» **SHORT PROBLEM**
Quote each record exactly, please, leaving none out.

» **SOURCE DATA**
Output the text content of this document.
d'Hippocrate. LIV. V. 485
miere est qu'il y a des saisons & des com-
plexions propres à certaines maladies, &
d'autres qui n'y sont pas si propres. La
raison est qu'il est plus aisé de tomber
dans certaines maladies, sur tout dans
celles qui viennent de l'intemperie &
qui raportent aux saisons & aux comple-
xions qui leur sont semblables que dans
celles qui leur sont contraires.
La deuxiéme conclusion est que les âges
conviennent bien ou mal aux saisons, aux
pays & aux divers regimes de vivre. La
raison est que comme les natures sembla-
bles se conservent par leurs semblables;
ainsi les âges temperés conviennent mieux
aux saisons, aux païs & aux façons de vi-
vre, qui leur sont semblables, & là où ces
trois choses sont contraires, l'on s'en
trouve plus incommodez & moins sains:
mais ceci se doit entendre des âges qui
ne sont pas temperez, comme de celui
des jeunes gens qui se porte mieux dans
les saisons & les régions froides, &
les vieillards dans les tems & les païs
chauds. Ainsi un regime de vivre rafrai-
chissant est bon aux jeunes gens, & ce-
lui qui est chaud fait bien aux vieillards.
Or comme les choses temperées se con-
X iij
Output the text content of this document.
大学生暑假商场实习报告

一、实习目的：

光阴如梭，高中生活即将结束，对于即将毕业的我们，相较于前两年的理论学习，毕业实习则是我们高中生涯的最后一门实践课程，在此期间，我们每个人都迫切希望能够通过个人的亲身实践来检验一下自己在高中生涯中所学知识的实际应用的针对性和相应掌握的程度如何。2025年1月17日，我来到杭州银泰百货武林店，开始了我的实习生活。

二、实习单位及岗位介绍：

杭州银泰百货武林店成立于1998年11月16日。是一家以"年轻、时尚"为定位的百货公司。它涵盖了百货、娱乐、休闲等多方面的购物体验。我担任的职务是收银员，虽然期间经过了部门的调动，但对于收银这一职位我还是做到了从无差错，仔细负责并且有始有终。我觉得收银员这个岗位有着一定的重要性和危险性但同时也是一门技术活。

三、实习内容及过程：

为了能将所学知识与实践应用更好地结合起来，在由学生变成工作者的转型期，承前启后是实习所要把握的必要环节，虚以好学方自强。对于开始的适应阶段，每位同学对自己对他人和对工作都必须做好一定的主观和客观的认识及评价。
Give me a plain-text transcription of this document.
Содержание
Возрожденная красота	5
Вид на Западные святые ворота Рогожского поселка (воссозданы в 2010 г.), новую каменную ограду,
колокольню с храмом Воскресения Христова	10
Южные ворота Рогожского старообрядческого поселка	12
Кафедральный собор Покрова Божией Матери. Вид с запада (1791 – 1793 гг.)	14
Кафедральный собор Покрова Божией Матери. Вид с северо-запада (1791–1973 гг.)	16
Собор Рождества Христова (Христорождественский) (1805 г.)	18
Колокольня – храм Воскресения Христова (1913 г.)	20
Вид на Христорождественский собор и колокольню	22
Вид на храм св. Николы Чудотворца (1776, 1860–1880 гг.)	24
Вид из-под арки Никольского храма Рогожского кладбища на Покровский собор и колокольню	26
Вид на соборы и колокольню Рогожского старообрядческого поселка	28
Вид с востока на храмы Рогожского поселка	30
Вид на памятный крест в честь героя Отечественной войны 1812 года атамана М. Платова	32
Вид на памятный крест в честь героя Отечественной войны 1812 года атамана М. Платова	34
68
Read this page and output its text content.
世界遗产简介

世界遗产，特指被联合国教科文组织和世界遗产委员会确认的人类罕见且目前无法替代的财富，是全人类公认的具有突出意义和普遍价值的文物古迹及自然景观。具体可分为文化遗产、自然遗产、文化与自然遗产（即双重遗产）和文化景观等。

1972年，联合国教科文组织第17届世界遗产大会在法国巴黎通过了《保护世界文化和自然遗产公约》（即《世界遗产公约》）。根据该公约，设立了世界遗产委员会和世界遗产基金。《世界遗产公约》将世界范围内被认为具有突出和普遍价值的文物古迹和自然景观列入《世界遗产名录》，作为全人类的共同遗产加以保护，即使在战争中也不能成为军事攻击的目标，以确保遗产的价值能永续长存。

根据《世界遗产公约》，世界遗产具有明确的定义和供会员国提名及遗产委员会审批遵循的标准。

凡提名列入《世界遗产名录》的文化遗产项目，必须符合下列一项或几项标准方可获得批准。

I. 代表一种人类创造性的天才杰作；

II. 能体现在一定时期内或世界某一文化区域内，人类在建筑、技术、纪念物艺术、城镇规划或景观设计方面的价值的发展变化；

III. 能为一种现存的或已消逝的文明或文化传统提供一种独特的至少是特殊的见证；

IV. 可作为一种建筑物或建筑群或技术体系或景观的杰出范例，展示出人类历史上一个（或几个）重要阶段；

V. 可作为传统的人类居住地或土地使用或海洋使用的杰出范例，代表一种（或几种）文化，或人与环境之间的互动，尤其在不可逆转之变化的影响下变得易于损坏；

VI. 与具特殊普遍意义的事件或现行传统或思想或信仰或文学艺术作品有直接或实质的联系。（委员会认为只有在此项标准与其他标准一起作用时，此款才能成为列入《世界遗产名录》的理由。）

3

» **WRITTEN ANSWER**
Output the text content of this document.
d'Hippocrate. LIV. V. 485
miere est qu'il y a des saisons & des com-
plexions propres à certaines maladies, &
d'autres qui n'y sont pas si propres. La
raison est qu'il est plus aisé de tomber
dans certaines maladies, sur tout dans
celles qui viennent de l'intemperie &
qui raportent aux saisons & aux comple-
xions qui leur sont semblables que dans
celles qui leur sont contraires.
La deuxiéme conclusion est que les âges
conviennent bien ou mal aux saisons, aux
pays & aux divers regimes de vivre. La
raison est que comme les natures sembla-
bles se conservent par leurs semblables;
ainsi les âges temperés conviennent mieux
aux saisons, aux païs & aux façons de vi-
vre, qui leur sont semblables, & là où ces
trois choses sont contraires, l'on s'en
trouve plus incommodez & moins sains:
mais ceci se doit entendre des âges qui
ne sont pas temperez, comme de celui
des jeunes gens qui se porte mieux dans
les saisons & les régions froides, &
les vieillards dans les tems & les païs
chauds. Ainsi un regime de vivre rafrai-
chissant est bon aux jeunes gens, & ce-
lui qui est chaud fait bien aux vieillards.
Or comme les choses temperées se con-
X iij
Output the text content of this document.
大学生暑假商场实习报告

一、实习目的：

光阴如梭，高中生活即将结束，对于即将毕业的我们，相较于前两年的理论学习，毕业实习则是我们高中生涯的最后一门实践课程，在此期间，我们每个人都迫切希望能够通过个人的亲身实践来检验一下自己在高中生涯中所学知识的实际应用的针对性和相应掌握的程度如何。2025年1月17日，我来到杭州银泰百货武林店，开始了我的实习生活。

二、实习单位及岗位介绍：

杭州银泰百货武林店成立于1998年11月16日。是一家以"年轻、时尚"为定位的百货公司。它涵盖了百货、娱乐、休闲等多方面的购物体验。我担任的职务是收银员，虽然期间经过了部门的调动，但对于收银这一职位我还是做到了从无差错，仔细负责并且有始有终。我觉得收银员这个岗位有着一定的重要性和危险性但同时也是一门技术活。

三、实习内容及过程：

为了能将所学知识与实践应用更好地结合起来，在由学生变成工作者的转型期，承前启后是实习所要把握的必要环节，虚以好学方自强。对于开始的适应阶段，每位同学对自己对他人和对工作都必须做好一定的主观和客观的认识及评价。
Give me a plain-text transcription of this document.
Содержание
Возрожденная красота	5
Вид на Западные святые ворота Рогожского поселка (воссозданы в 2010 г.), новую каменную ограду,
колокольню с храмом Воскресения Христова	10
Южные ворота Рогожского старообрядческого поселка	12
Кафедральный собор Покрова Божией Матери. Вид с запада (1791 – 1793 гг.)	14
Кафедральный собор Покрова Божией Матери. Вид с северо-запада (1791–1973 гг.)	16
Собор Рождества Христова (Христорождественский) (1805 г.)	18
Колокольня – храм Воскресения Христова (1913 г.)	20
Вид на Христорождественский собор и колокольню	22
Вид на храм св. Николы Чудотворца (1776, 1860–1880 гг.)	24
Вид из-под арки Никольского храма Рогожского кладбища на Покровский собор и колокольню	26
Вид на соборы и колокольню Рогожского старообрядческого поселка	28
Вид с востока на храмы Рогожского поселка	30
Вид на памятный крест в честь героя Отечественной войны 1812 года атамана М. Платова	32
Вид на памятный крест в честь героя Отечественной войны 1812 года атамана М. Платова	34
68
Read this page and output its text content.
世界遗产简介

世界遗产，特指被联合国教科文组织和世界遗产委员会确认的人类罕见且目前无法替代的财富，是全人类公认的具有突出意义和普遍价值的文物古迹及自然景观。具体可分为文化遗产、自然遗产、文化与自然遗产（即双重遗产）和文化景观等。

1972年，联合国教科文组织第17届世界遗产大会在法国巴黎通过了《保护世界文化和自然遗产公约》（即《世界遗产公约》）。根据该公约，设立了世界遗产委员会和世界遗产基金。《世界遗产公约》将世界范围内被认为具有突出和普遍价值的文物古迹和自然景观列入《世界遗产名录》，作为全人类的共同遗产加以保护，即使在战争中也不能成为军事攻击的目标，以确保遗产的价值能永续长存。

根据《世界遗产公约》，世界遗产具有明确的定义和供会员国提名及遗产委员会审批遵循的标准。

凡提名列入《世界遗产名录》的文化遗产项目，必须符合下列一项或几项标准方可获得批准。

I. 代表一种人类创造性的天才杰作；

II. 能体现在一定时期内或世界某一文化区域内，人类在建筑、技术、纪念物艺术、城镇规划或景观设计方面的价值的发展变化；

III. 能为一种现存的或已消逝的文明或文化传统提供一种独特的至少是特殊的见证；

IV. 可作为一种建筑物或建筑群或技术体系或景观的杰出范例，展示出人类历史上一个（或几个）重要阶段；

V. 可作为传统的人类居住地或土地使用或海洋使用的杰出范例，代表一种（或几种）文化，或人与环境之间的互动，尤其在不可逆转之变化的影响下变得易于损坏；

VI. 与具特殊普遍意义的事件或现行传统或思想或信仰或文学艺术作品有直接或实质的联系。（委员会认为只有在此项标准与其他标准一起作用时，此款才能成为列入《世界遗产名录》的理由。）

3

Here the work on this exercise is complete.